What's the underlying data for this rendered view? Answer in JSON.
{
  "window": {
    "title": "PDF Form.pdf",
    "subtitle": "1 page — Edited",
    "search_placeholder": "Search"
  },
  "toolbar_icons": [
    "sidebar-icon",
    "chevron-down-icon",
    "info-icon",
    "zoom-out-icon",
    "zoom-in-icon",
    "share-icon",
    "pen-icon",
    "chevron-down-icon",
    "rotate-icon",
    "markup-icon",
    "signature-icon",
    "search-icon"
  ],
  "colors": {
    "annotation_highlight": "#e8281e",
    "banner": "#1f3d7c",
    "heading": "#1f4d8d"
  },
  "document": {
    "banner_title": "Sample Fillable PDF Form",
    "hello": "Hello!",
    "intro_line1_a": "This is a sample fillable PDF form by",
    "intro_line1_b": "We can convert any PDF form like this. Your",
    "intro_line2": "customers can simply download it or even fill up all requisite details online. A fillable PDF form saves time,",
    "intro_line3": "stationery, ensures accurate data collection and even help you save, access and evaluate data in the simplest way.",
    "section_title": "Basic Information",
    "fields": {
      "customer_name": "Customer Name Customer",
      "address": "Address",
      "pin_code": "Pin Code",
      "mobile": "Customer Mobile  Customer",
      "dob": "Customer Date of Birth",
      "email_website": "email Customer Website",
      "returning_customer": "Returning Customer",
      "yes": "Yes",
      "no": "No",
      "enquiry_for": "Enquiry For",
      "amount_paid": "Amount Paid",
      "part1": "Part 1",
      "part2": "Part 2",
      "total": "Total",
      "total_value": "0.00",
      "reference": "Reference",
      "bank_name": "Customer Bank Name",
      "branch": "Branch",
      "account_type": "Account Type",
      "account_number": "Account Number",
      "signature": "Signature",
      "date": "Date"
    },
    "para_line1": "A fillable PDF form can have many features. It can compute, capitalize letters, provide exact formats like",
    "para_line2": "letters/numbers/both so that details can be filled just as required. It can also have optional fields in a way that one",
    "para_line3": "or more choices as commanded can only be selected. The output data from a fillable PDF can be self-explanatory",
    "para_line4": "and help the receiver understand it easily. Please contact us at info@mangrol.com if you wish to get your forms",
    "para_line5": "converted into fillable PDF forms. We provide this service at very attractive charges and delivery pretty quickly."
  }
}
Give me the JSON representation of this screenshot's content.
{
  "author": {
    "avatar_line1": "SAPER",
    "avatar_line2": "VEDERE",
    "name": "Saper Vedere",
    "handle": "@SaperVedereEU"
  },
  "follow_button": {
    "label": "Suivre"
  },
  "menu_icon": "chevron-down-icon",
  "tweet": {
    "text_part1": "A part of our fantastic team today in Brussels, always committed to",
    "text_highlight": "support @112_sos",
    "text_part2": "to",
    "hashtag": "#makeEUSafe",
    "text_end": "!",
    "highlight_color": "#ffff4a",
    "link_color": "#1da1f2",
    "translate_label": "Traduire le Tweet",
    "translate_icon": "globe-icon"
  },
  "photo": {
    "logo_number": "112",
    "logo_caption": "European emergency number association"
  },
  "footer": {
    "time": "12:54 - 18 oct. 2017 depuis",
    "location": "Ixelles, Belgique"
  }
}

• What you have to do
Locate each line containing the string "details" and show it.

• Result
    "intro_line2": "customers can simply download it or even fill up all requisite details online. A fillable PDF form saves time,",
    "para_line2": "letters/numbers/both so that details can be filled just as required. It can also have optional fields in a way that one",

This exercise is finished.